[Material for the task]:
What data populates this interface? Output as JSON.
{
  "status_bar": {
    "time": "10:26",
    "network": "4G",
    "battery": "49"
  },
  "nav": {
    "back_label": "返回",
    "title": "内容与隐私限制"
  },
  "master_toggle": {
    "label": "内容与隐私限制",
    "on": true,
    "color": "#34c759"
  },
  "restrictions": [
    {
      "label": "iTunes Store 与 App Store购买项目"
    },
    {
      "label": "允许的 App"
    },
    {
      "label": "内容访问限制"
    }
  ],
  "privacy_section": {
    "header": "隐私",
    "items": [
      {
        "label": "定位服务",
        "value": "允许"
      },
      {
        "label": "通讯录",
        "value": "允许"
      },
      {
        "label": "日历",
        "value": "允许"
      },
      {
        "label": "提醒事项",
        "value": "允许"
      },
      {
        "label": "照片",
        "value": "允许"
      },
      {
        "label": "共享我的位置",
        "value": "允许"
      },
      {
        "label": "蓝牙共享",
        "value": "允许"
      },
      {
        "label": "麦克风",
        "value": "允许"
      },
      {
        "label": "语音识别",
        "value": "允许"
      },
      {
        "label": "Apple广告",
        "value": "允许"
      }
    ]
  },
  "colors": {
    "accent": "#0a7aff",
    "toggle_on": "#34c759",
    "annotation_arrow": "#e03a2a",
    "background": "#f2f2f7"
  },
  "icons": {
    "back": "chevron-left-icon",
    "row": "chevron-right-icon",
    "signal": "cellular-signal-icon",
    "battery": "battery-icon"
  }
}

[What you need to do]: Exactly as written above, please repeat the entries.

[Response to the exercise]:
What data populates this interface? Output as JSON.
{
  "status_bar": {
    "time": "10:26",
    "network": "4G",
    "battery": "49"
  },
  "nav": {
    "back_label": "返回",
    "title": "内容与隐私限制"
  },
  "master_toggle": {
    "label": "内容与隐私限制",
    "on": true,
    "color": "#34c759"
  },
  "restrictions": [
    {
      "label": "iTunes Store 与 App Store购买项目"
    },
    {
      "label": "允许的 App"
    },
    {
      "label": "内容访问限制"
    }
  ],
  "privacy_section": {
    "header": "隐私",
    "items": [
      {
        "label": "定位服务",
        "value": "允许"
      },
      {
        "label": "通讯录",
        "value": "允许"
      },
      {
        "label": "日历",
        "value": "允许"
      },
      {
        "label": "提醒事项",
        "value": "允许"
      },
      {
        "label": "照片",
        "value": "允许"
      },
      {
        "label": "共享我的位置",
        "value": "允许"
      },
      {
        "label": "蓝牙共享",
        "value": "允许"
      },
      {
        "label": "麦克风",
        "value": "允许"
      },
      {
        "label": "语音识别",
        "value": "允许"
      },
      {
        "label": "Apple广告",
        "value": "允许"
      }
    ]
  },
  "colors": {
    "accent": "#0a7aff",
    "toggle_on": "#34c759",
    "annotation_arrow": "#e03a2a",
    "background": "#f2f2f7"
  },
  "icons": {
    "back": "chevron-left-icon",
    "row": "chevron-right-icon",
    "signal": "cellular-signal-icon",
    "battery": "battery-icon"
  }
}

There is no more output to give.